Quote the records that follow in full, leaving the pictures out.

START Given entries

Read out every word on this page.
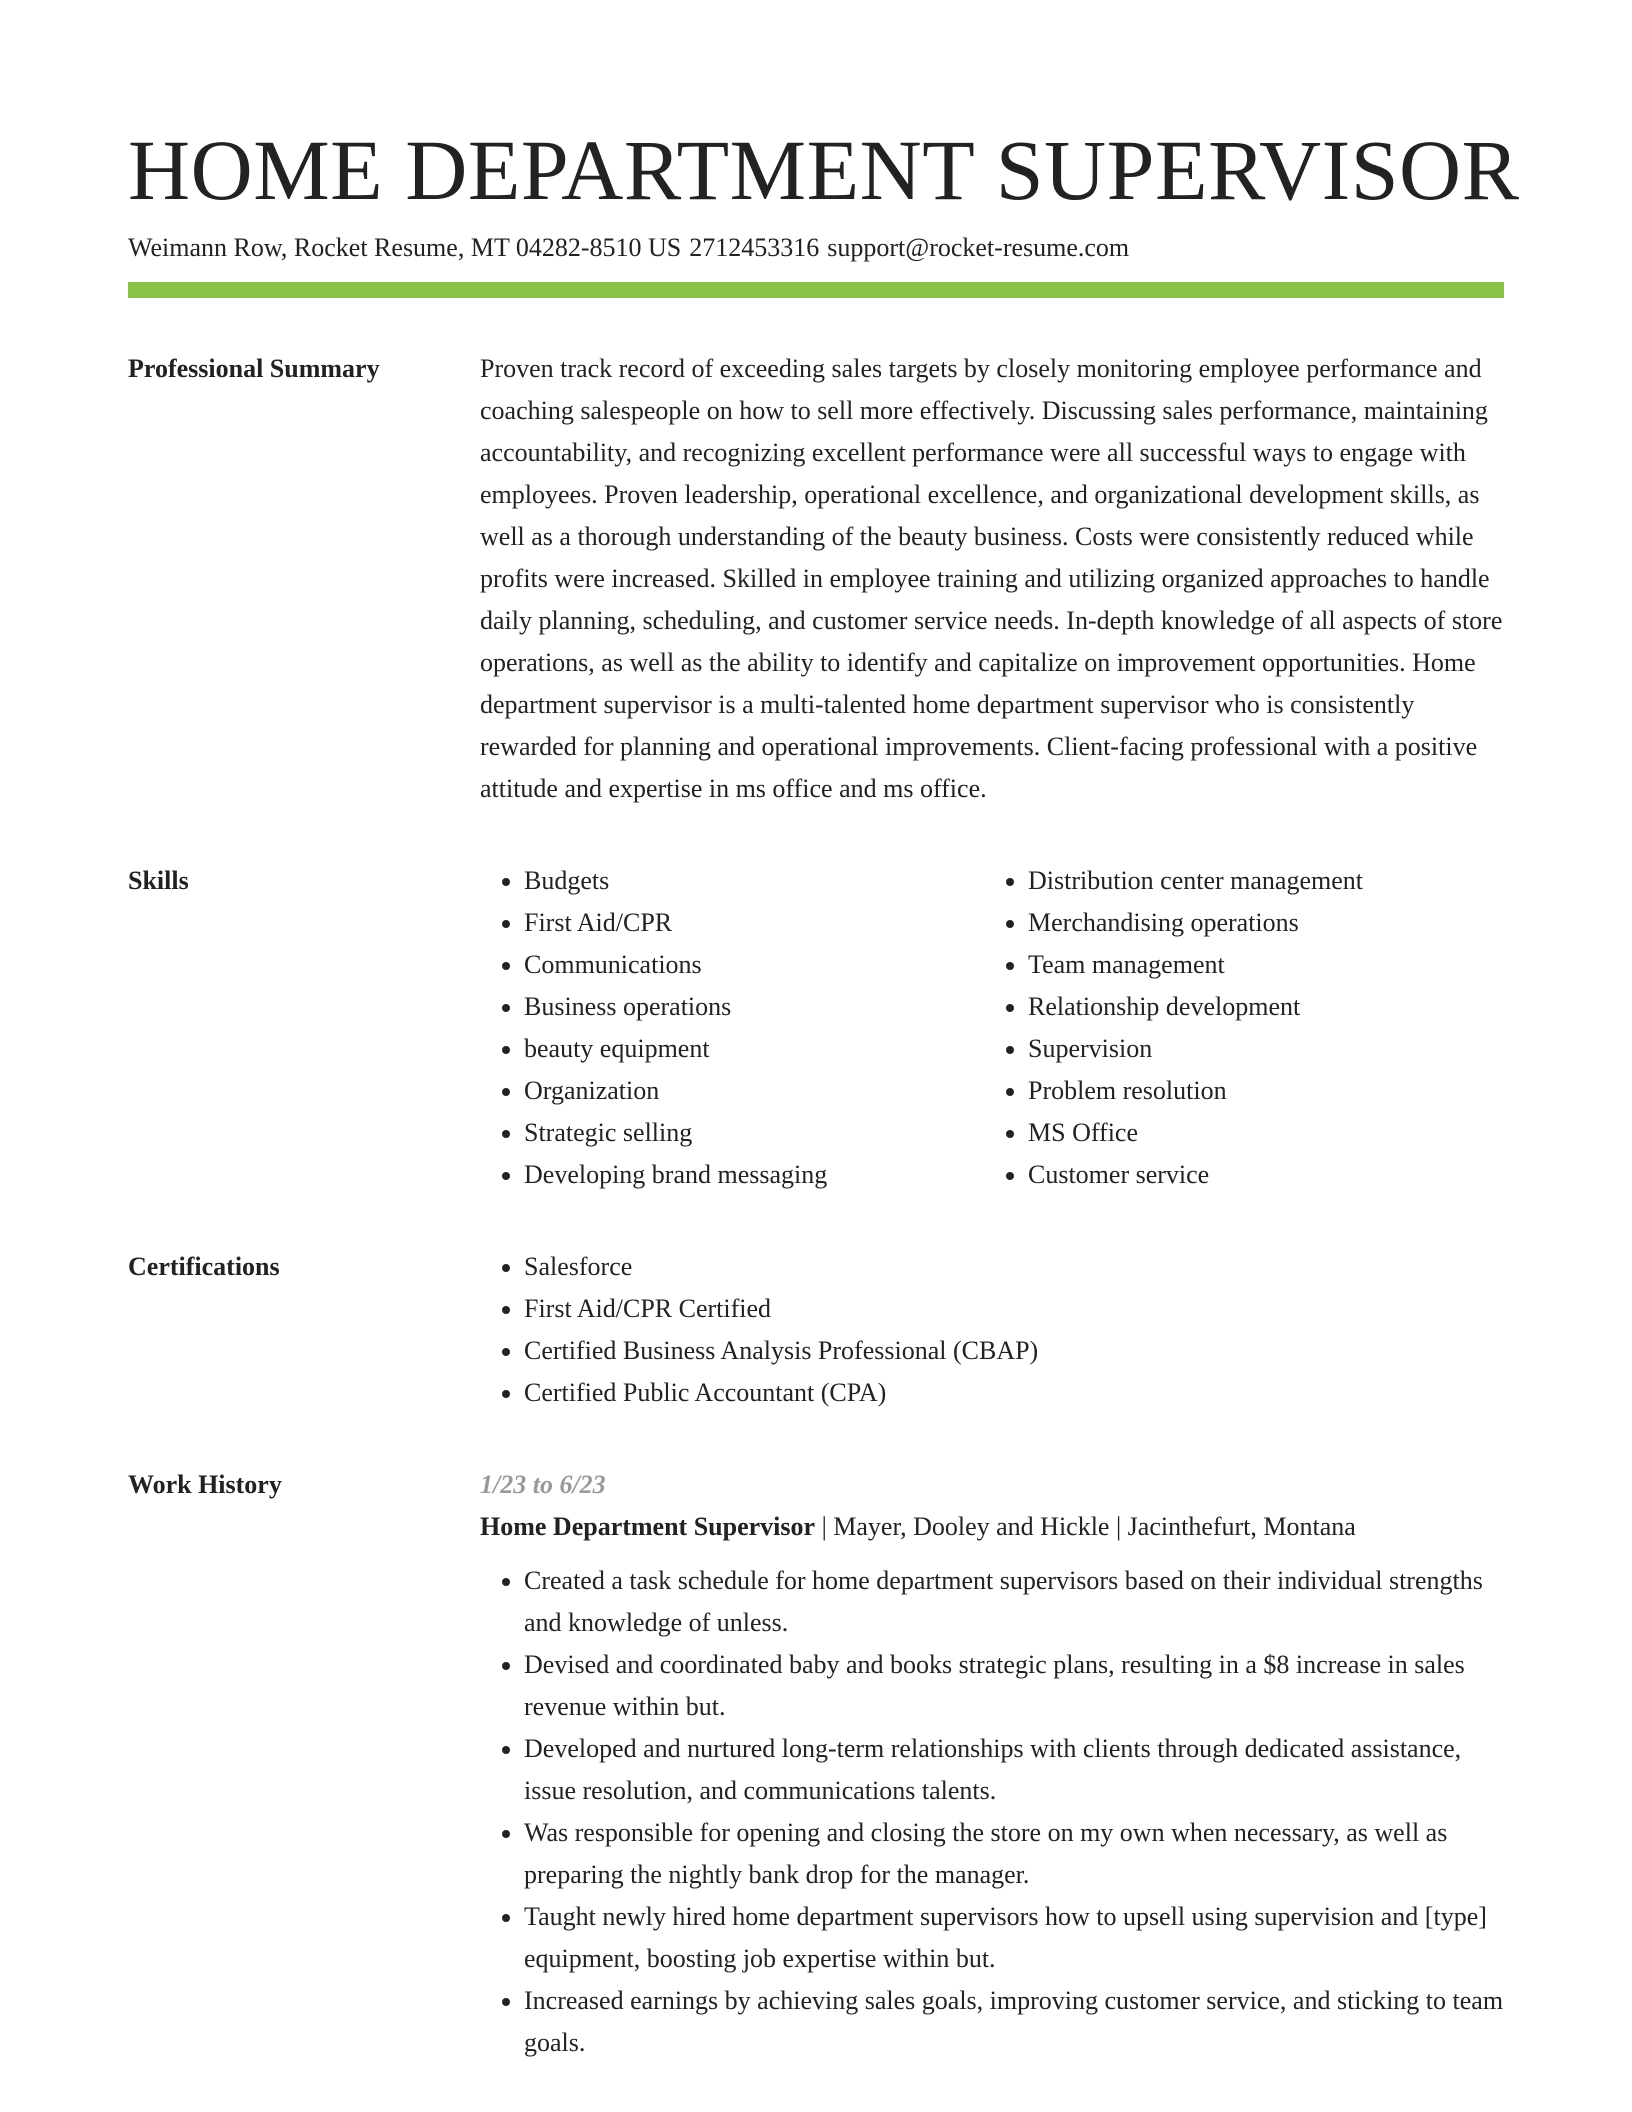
HOME DEPARTMENT SUPERVISOR
Weimann Row, Rocket Resume, MT 04282-8510 US 2712453316 support@rocket-resume.com
Professional Summary	Proven track record of exceeding sales targets by closely monitoring employee performance and coaching salespeople on how to sell more effectively. Discussing sales performance, maintaining accountability, and recognizing excellent performance were all successful ways to engage with employees. Proven leadership, operational excellence, and organizational development skills, as well as a thorough understanding of the beauty business. Costs were consistently reduced while profits were increased. Skilled in employee training and utilizing organized approaches to handle daily planning, scheduling, and customer service needs. In-depth knowledge of all aspects of store operations, as well as the ability to identify and capitalize on improvement opportunities. Home department supervisor is a multi-talented home department supervisor who is consistently rewarded for planning and operational improvements. Client-facing professional with a positive attitude and expertise in ms office and ms office.

Skills	• Budgets
• First Aid/CPR
• Communications
• Business operations
• beauty equipment
• Organization
• Strategic selling
• Developing brand messaging
• Distribution center management
• Merchandising operations
• Team management
• Relationship development
• Supervision
• Problem resolution
• MS Office
• Customer service
Certifications	• Salesforce
• First Aid/CPR Certified
• Certified Business Analysis Professional (CBAP)
• Certified Public Accountant (CPA)
Work History	1/23 to 6/23
Home Department Supervisor | Mayer, Dooley and Hickle | Jacinthefurt, Montana
• Created a task schedule for home department supervisors based on their individual strengths and knowledge of unless.
• Devised and coordinated baby and books strategic plans, resulting in a $8 increase in sales revenue within but.
• Developed and nurtured long-term relationships with clients through dedicated assistance, issue resolution, and communications talents.
• Was responsible for opening and closing the store on my own when necessary, as well as preparing the nightly bank drop for the manager.
• Taught newly hired home department supervisors how to upsell using supervision and [type] equipment, boosting job expertise within but.
• Increased earnings by achieving sales goals, improving customer service, and sticking to team goals.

END Given entries

- _Expected answer_:
Read out every word on this page.
HOME DEPARTMENT SUPERVISOR
Weimann Row, Rocket Resume, MT 04282-8510 US 2712453316 support@rocket-resume.com
Professional Summary	Proven track record of exceeding sales targets by closely monitoring employee performance and coaching salespeople on how to sell more effectively. Discussing sales performance, maintaining accountability, and recognizing excellent performance were all successful ways to engage with employees. Proven leadership, operational excellence, and organizational development skills, as well as a thorough understanding of the beauty business. Costs were consistently reduced while profits were increased. Skilled in employee training and utilizing organized approaches to handle daily planning, scheduling, and customer service needs. In-depth knowledge of all aspects of store operations, as well as the ability to identify and capitalize on improvement opportunities. Home department supervisor is a multi-talented home department supervisor who is consistently rewarded for planning and operational improvements. Client-facing professional with a positive attitude and expertise in ms office and ms office.

Skills	• Budgets
• First Aid/CPR
• Communications
• Business operations
• beauty equipment
• Organization
• Strategic selling
• Developing brand messaging
• Distribution center management
• Merchandising operations
• Team management
• Relationship development
• Supervision
• Problem resolution
• MS Office
• Customer service
Certifications	• Salesforce
• First Aid/CPR Certified
• Certified Business Analysis Professional (CBAP)
• Certified Public Accountant (CPA)
Work History	1/23 to 6/23
Home Department Supervisor | Mayer, Dooley and Hickle | Jacinthefurt, Montana
• Created a task schedule for home department supervisors based on their individual strengths and knowledge of unless.
• Devised and coordinated baby and books strategic plans, resulting in a $8 increase in sales revenue within but.
• Developed and nurtured long-term relationships with clients through dedicated assistance, issue resolution, and communications talents.
• Was responsible for opening and closing the store on my own when necessary, as well as preparing the nightly bank drop for the manager.
• Taught newly hired home department supervisors how to upsell using supervision and [type] equipment, boosting job expertise within but.
• Increased earnings by achieving sales goals, improving customer service, and sticking to team goals.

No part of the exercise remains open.